▸ **Task data**:
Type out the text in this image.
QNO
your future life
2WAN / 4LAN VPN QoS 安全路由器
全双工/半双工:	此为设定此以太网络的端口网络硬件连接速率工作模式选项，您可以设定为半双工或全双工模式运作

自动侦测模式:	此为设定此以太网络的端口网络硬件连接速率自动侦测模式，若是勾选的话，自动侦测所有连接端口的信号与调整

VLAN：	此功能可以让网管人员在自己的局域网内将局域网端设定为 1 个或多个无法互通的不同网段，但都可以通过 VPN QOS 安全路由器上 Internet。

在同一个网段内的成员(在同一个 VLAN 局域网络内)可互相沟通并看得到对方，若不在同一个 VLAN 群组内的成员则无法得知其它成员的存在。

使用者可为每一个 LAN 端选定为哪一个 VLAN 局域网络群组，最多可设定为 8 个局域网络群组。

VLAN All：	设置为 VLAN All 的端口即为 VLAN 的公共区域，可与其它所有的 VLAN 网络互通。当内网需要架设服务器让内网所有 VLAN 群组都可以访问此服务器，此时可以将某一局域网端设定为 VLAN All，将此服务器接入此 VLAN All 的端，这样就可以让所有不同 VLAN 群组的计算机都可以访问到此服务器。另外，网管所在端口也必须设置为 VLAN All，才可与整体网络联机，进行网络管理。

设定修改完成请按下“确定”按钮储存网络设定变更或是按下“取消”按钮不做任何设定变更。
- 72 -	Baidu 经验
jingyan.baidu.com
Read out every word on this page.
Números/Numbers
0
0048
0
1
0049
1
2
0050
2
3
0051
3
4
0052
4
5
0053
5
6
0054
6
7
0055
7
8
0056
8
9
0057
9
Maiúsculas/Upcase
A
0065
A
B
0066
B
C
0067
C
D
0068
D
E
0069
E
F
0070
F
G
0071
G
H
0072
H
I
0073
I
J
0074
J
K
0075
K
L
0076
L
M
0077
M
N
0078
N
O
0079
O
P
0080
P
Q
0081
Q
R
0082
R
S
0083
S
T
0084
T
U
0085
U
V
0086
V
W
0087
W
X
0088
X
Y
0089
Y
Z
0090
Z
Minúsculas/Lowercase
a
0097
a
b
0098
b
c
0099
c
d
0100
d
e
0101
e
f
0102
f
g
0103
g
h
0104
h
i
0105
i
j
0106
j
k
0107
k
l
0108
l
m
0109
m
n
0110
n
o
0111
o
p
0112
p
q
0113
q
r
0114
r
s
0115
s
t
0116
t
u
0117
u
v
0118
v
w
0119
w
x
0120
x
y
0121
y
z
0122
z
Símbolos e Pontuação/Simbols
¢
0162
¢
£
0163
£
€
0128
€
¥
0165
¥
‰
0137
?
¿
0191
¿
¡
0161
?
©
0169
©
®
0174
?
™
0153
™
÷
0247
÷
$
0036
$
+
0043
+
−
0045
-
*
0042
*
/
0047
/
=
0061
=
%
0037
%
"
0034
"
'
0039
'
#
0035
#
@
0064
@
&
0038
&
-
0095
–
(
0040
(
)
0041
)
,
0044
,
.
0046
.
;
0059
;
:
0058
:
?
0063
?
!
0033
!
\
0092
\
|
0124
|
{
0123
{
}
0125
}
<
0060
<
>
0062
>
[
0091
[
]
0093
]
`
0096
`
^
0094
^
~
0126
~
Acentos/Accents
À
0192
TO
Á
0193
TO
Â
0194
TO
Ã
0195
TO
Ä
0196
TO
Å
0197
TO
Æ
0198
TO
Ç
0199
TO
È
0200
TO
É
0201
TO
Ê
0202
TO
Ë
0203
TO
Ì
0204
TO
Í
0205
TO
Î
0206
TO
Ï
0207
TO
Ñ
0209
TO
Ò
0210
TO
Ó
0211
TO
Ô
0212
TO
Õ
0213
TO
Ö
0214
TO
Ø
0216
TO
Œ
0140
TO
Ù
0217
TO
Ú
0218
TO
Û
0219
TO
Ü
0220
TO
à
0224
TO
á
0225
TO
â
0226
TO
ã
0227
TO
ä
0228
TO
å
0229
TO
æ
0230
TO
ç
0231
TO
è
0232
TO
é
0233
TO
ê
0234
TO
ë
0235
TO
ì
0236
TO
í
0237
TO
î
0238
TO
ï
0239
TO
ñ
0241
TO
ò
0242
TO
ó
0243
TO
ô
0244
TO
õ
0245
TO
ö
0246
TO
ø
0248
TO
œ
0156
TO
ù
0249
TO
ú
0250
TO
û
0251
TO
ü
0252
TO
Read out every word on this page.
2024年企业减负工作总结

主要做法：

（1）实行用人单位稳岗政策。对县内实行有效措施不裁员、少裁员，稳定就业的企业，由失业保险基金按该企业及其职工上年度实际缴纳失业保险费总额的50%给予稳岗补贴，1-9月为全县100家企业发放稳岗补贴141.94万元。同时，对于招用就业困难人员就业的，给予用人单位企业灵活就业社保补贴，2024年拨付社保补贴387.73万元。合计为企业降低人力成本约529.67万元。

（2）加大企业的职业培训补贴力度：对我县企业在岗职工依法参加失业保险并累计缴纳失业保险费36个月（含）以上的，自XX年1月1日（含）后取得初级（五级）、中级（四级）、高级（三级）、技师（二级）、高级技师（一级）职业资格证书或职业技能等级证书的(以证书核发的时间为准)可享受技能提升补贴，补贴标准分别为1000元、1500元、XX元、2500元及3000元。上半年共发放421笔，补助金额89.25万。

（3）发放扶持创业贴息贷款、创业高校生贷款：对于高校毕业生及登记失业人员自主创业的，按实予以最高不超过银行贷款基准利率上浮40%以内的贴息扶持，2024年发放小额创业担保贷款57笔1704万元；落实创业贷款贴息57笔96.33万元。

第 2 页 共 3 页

▸ **Task to carry out**:
Pick out the lines containing the string "VLAN" and show them.

▸ **Output**:
VLAN：	此功能可以让网管人员在自己的局域网内将局域网端设定为 1 个或多个无法互通的不同网段，但都可以通过 VPN QOS 安全路由器上 Internet。
在同一个网段内的成员(在同一个 VLAN 局域网络内)可互相沟通并看得到对方，若不在同一个 VLAN 群组内的成员则无法得知其它成员的存在。
使用者可为每一个 LAN 端选定为哪一个 VLAN 局域网络群组，最多可设定为 8 个局域网络群组。
VLAN All：	设置为 VLAN All 的端口即为 VLAN 的公共区域，可与其它所有的 VLAN 网络互通。当内网需要架设服务器让内网所有 VLAN 群组都可以访问此服务器，此时可以将某一局域网端设定为 VLAN All，将此服务器接入此 VLAN All 的端，这样就可以让所有不同 VLAN 群组的计算机都可以访问到此服务器。另外，网管所在端口也必须设置为 VLAN All，才可与整体网络联机，进行网络管理。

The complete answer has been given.